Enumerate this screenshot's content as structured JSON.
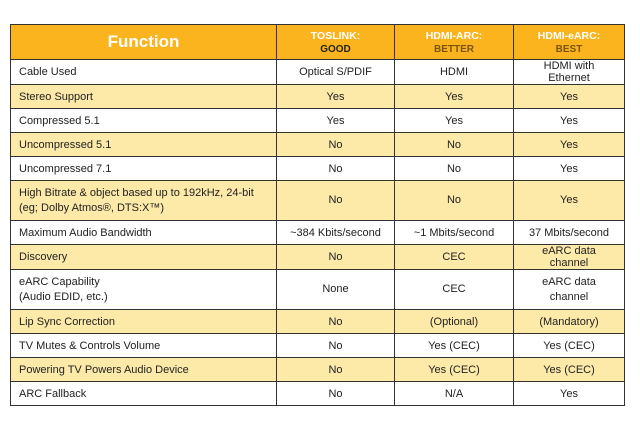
{
  "header": {
    "function": "Function",
    "columns": [
      {
        "name": "TOSLINK:",
        "rating": "GOOD"
      },
      {
        "name": "HDMI-ARC:",
        "rating": "BETTER"
      },
      {
        "name": "HDMI-eARC:",
        "rating": "BEST"
      }
    ]
  },
  "colors": {
    "header": "#fbb41e",
    "alt_row": "#fde9a8"
  },
  "rows": [
    {
      "function": "Cable Used",
      "values": [
        "Optical S/PDIF",
        "HDMI",
        "HDMI with Ethernet"
      ]
    },
    {
      "function": "Stereo Support",
      "values": [
        "Yes",
        "Yes",
        "Yes"
      ]
    },
    {
      "function": "Compressed 5.1",
      "values": [
        "Yes",
        "Yes",
        "Yes"
      ]
    },
    {
      "function": "Uncompressed 5.1",
      "values": [
        "No",
        "No",
        "Yes"
      ]
    },
    {
      "function": "Uncompressed 7.1",
      "values": [
        "No",
        "No",
        "Yes"
      ]
    },
    {
      "function": "High Bitrate & object based up to 192kHz, 24-bit",
      "function2": "(eg; Dolby Atmos®, DTS:X™)",
      "values": [
        "No",
        "No",
        "Yes"
      ]
    },
    {
      "function": "Maximum Audio Bandwidth",
      "values": [
        "~384 Kbits/second",
        "~1 Mbits/second",
        "37 Mbits/second"
      ]
    },
    {
      "function": "Discovery",
      "values": [
        "No",
        "CEC",
        "eARC data channel"
      ]
    },
    {
      "function": "eARC Capability",
      "function2": "(Audio EDID, etc.)",
      "values": [
        "None",
        "CEC",
        "eARC data channel"
      ]
    },
    {
      "function": "Lip Sync Correction",
      "values": [
        "No",
        "(Optional)",
        "(Mandatory)"
      ]
    },
    {
      "function": "TV Mutes & Controls Volume",
      "values": [
        "No",
        "Yes (CEC)",
        "Yes (CEC)"
      ]
    },
    {
      "function": "Powering TV Powers Audio Device",
      "values": [
        "No",
        "Yes (CEC)",
        "Yes (CEC)"
      ]
    },
    {
      "function": "ARC Fallback",
      "values": [
        "No",
        "N/A",
        "Yes"
      ]
    }
  ]
}
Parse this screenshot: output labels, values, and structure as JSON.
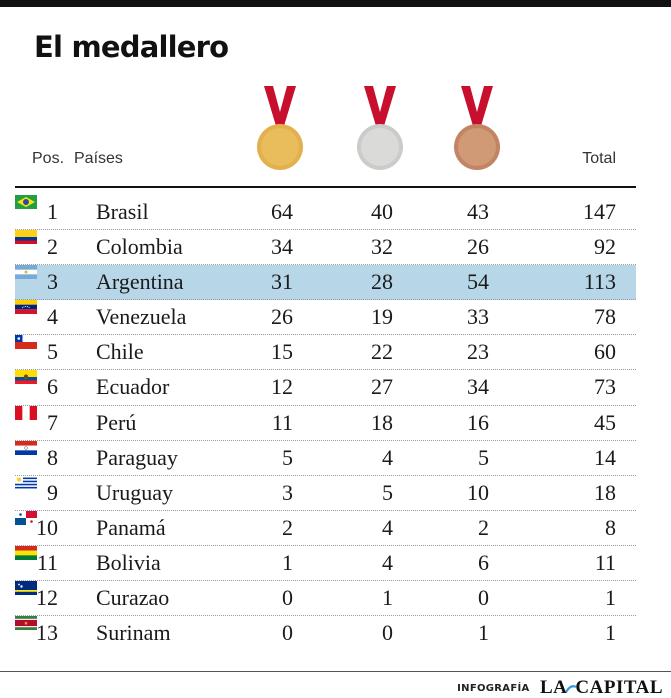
{
  "title": "El medallero",
  "header": {
    "pos": "Pos.",
    "country": "Países",
    "total": "Total"
  },
  "medals": [
    {
      "icon": "gold-medal-icon",
      "color": "#e2b04e",
      "ribbon": "#c8102e"
    },
    {
      "icon": "silver-medal-icon",
      "color": "#d2d2d0",
      "ribbon": "#c8102e"
    },
    {
      "icon": "bronze-medal-icon",
      "color": "#c98c68",
      "ribbon": "#c8102e"
    }
  ],
  "highlight_color": "#b7d7e8",
  "rows": [
    {
      "pos": "1",
      "country": "Brasil",
      "flag": "brazil-flag-icon",
      "gold": "64",
      "silver": "40",
      "bronze": "43",
      "total": "147"
    },
    {
      "pos": "2",
      "country": "Colombia",
      "flag": "colombia-flag-icon",
      "gold": "34",
      "silver": "32",
      "bronze": "26",
      "total": "92"
    },
    {
      "pos": "3",
      "country": "Argentina",
      "flag": "argentina-flag-icon",
      "gold": "31",
      "silver": "28",
      "bronze": "54",
      "total": "113"
    },
    {
      "pos": "4",
      "country": "Venezuela",
      "flag": "venezuela-flag-icon",
      "gold": "26",
      "silver": "19",
      "bronze": "33",
      "total": "78"
    },
    {
      "pos": "5",
      "country": "Chile",
      "flag": "chile-flag-icon",
      "gold": "15",
      "silver": "22",
      "bronze": "23",
      "total": "60"
    },
    {
      "pos": "6",
      "country": "Ecuador",
      "flag": "ecuador-flag-icon",
      "gold": "12",
      "silver": "27",
      "bronze": "34",
      "total": "73"
    },
    {
      "pos": "7",
      "country": "Perú",
      "flag": "peru-flag-icon",
      "gold": "11",
      "silver": "18",
      "bronze": "16",
      "total": "45"
    },
    {
      "pos": "8",
      "country": "Paraguay",
      "flag": "paraguay-flag-icon",
      "gold": "5",
      "silver": "4",
      "bronze": "5",
      "total": "14"
    },
    {
      "pos": "9",
      "country": "Uruguay",
      "flag": "uruguay-flag-icon",
      "gold": "3",
      "silver": "5",
      "bronze": "10",
      "total": "18"
    },
    {
      "pos": "10",
      "country": "Panamá",
      "flag": "panama-flag-icon",
      "gold": "2",
      "silver": "4",
      "bronze": "2",
      "total": "8"
    },
    {
      "pos": "11",
      "country": "Bolivia",
      "flag": "bolivia-flag-icon",
      "gold": "1",
      "silver": "4",
      "bronze": "6",
      "total": "11"
    },
    {
      "pos": "12",
      "country": "Curazao",
      "flag": "curacao-flag-icon",
      "gold": "0",
      "silver": "1",
      "bronze": "0",
      "total": "1"
    },
    {
      "pos": "13",
      "country": "Surinam",
      "flag": "suriname-flag-icon",
      "gold": "0",
      "silver": "0",
      "bronze": "1",
      "total": "1"
    }
  ],
  "footer": {
    "credit": "INFOGRAFÍA",
    "brand_left": "LA",
    "brand_right": "CAPITAL",
    "brand_icon": "la-capital-logo-icon"
  }
}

> Objective
Looking at the records above, report how many lines contain the word "screenshot". Answer with the number only.

> Reply
2